* **Job**: Pull out every line from the listing that has the word "TRENT".

──────────────────────────────

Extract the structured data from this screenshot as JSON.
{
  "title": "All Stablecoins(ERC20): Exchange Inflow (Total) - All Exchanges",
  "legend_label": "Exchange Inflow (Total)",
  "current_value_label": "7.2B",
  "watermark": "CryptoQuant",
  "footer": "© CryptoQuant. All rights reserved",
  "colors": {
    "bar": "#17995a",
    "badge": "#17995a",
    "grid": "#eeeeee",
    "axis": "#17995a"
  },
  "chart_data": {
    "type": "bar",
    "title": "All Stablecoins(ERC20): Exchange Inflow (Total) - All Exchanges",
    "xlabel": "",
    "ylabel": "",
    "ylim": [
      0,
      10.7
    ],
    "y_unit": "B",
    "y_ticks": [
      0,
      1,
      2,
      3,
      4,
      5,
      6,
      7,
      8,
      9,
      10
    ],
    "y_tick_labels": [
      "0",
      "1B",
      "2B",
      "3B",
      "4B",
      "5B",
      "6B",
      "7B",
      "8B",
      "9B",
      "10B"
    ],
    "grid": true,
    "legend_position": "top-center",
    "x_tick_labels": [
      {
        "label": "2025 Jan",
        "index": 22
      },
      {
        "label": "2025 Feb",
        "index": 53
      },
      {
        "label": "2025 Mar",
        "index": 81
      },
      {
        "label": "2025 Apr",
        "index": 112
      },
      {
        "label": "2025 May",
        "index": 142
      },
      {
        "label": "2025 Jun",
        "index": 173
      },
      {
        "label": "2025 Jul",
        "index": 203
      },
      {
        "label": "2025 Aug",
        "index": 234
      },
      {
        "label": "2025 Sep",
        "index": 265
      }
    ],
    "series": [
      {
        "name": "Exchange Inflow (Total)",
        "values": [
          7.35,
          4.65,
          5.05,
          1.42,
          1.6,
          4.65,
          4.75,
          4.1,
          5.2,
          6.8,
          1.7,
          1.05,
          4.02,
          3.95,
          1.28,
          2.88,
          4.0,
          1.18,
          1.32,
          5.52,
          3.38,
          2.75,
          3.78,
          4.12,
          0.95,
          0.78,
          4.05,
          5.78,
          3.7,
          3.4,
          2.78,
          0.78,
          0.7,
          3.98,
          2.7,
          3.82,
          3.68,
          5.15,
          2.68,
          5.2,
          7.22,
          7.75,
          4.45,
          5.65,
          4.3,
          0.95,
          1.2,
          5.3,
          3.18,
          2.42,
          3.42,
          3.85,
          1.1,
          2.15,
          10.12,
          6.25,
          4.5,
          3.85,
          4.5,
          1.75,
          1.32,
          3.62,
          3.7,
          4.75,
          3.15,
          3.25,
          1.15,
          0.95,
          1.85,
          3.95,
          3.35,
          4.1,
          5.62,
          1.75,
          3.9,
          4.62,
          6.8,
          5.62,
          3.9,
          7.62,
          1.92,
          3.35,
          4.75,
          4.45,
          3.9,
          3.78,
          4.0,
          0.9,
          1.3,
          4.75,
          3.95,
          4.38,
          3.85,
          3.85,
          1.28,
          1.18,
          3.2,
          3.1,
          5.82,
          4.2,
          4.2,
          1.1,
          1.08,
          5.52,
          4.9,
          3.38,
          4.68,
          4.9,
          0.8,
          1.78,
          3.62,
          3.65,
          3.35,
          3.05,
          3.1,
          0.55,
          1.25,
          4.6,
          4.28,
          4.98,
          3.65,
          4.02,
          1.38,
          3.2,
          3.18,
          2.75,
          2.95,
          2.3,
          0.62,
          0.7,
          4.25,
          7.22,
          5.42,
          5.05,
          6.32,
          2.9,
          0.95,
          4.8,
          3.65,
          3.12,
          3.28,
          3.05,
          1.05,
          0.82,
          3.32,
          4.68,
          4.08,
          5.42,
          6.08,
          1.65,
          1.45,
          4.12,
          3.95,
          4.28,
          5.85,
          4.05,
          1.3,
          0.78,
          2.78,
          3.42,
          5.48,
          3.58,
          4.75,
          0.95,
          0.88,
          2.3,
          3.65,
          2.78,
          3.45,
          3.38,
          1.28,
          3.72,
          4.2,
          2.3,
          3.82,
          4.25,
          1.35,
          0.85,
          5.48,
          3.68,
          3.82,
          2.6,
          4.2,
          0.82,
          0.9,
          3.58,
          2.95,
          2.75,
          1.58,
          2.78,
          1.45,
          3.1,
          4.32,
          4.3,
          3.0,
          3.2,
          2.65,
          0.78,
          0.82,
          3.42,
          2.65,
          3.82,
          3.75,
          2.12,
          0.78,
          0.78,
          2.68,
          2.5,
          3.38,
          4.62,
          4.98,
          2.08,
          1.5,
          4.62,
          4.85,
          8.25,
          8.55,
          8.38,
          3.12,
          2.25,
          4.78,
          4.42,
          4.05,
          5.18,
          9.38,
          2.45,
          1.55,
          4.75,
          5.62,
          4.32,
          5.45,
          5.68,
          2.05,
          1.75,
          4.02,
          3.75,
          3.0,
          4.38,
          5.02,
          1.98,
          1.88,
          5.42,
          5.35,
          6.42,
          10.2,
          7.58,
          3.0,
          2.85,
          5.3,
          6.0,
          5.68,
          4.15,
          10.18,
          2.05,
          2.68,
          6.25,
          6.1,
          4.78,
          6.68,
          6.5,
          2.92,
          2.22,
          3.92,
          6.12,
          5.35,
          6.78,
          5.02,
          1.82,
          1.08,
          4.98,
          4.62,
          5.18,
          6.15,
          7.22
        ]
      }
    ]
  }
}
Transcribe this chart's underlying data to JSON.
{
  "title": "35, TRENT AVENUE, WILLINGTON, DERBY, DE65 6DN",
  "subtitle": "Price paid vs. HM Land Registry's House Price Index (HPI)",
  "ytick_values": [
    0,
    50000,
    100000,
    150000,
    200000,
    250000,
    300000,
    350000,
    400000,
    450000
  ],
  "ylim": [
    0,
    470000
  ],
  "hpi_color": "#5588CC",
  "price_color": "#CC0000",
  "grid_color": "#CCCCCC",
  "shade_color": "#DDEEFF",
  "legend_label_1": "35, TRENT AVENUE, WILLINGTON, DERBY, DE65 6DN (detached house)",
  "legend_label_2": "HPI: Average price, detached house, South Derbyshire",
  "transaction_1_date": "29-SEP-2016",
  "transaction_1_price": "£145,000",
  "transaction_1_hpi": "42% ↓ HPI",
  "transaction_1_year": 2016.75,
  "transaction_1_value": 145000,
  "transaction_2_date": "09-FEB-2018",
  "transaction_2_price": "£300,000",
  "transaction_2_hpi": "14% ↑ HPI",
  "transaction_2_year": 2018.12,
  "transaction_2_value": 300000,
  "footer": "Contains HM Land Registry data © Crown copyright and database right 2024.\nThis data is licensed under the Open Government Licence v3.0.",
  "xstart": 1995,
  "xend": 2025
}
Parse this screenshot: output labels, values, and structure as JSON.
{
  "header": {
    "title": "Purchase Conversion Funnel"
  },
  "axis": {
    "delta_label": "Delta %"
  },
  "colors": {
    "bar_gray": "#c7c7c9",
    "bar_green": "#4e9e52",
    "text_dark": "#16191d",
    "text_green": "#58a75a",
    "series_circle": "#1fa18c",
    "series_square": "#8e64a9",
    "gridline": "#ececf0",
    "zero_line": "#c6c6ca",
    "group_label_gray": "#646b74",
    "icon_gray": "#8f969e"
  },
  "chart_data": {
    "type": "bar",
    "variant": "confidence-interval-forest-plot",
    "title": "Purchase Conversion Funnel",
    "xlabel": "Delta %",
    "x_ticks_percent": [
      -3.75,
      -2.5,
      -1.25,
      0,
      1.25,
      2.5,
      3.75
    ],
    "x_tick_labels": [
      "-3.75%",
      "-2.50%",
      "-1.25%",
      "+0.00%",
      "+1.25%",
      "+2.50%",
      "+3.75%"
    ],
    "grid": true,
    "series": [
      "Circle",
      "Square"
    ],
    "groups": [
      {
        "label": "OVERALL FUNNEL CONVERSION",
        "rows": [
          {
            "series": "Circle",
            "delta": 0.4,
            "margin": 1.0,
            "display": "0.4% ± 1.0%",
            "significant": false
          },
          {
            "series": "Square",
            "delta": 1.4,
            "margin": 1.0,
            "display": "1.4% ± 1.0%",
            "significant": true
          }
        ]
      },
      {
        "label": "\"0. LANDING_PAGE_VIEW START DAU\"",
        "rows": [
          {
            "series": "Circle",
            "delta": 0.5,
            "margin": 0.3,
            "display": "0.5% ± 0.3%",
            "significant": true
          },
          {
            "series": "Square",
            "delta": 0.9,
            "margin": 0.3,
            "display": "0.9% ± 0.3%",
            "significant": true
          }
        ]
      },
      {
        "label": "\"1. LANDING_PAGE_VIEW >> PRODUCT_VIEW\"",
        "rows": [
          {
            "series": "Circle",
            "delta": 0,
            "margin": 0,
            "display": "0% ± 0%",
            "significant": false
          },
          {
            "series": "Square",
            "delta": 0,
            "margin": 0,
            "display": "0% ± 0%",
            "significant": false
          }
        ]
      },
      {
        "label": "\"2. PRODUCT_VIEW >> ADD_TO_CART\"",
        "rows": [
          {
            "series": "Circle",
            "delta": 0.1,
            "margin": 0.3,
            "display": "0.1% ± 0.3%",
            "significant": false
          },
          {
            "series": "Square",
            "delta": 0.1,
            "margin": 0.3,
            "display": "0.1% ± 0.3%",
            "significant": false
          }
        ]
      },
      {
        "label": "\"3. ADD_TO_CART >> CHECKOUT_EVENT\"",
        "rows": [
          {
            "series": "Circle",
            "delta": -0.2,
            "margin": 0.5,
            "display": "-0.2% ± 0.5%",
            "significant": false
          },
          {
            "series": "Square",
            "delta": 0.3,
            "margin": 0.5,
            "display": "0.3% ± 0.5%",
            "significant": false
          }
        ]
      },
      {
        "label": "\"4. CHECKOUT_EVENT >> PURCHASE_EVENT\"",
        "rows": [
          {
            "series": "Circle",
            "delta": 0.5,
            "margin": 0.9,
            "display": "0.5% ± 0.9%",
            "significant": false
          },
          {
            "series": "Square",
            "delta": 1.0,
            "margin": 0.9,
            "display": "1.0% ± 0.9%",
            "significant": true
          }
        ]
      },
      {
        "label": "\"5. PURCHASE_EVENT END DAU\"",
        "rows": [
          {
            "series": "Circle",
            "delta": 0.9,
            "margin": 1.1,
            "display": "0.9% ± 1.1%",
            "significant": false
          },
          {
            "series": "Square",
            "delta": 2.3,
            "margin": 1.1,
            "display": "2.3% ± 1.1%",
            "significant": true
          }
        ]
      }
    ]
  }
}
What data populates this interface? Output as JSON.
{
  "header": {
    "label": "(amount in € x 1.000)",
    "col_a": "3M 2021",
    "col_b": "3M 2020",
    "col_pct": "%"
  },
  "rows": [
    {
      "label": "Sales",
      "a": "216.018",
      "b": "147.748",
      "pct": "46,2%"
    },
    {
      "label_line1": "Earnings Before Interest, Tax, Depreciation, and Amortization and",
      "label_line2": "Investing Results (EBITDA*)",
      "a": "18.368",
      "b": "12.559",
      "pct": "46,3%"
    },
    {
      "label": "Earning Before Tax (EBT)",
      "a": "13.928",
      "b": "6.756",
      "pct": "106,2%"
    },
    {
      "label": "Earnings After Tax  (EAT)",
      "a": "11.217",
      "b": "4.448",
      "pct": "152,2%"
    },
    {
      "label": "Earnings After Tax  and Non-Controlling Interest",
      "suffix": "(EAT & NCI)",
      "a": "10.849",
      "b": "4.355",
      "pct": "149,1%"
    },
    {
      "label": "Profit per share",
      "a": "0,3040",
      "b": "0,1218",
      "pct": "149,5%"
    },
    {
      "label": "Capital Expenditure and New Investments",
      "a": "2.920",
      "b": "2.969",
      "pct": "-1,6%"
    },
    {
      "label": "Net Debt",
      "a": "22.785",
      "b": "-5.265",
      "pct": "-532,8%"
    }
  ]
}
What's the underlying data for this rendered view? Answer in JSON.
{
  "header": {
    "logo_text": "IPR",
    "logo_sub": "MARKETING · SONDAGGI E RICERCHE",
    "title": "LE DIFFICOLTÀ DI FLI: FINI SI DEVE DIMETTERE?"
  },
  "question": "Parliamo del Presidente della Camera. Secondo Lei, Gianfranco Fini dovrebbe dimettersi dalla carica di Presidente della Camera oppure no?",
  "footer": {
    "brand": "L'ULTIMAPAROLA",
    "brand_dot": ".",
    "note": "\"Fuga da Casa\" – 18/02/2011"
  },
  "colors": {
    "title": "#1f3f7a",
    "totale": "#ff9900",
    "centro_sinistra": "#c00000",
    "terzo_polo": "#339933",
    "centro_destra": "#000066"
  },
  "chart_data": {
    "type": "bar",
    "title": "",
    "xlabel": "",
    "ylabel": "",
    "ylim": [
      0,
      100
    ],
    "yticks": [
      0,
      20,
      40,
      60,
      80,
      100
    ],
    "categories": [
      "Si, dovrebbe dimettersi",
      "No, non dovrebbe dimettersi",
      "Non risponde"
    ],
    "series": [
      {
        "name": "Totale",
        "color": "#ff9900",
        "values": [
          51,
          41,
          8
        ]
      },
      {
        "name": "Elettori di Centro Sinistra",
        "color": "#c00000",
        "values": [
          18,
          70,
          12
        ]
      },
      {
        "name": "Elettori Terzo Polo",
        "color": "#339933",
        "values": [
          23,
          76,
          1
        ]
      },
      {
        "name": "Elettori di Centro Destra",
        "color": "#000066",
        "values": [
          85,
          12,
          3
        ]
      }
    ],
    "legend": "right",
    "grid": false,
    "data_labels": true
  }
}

──────────────────────────────

* **Complete output**:
  "title": "35, TRENT AVENUE, WILLINGTON, DERBY, DE65 6DN",
  "legend_label_1": "35, TRENT AVENUE, WILLINGTON, DERBY, DE65 6DN (detached house)",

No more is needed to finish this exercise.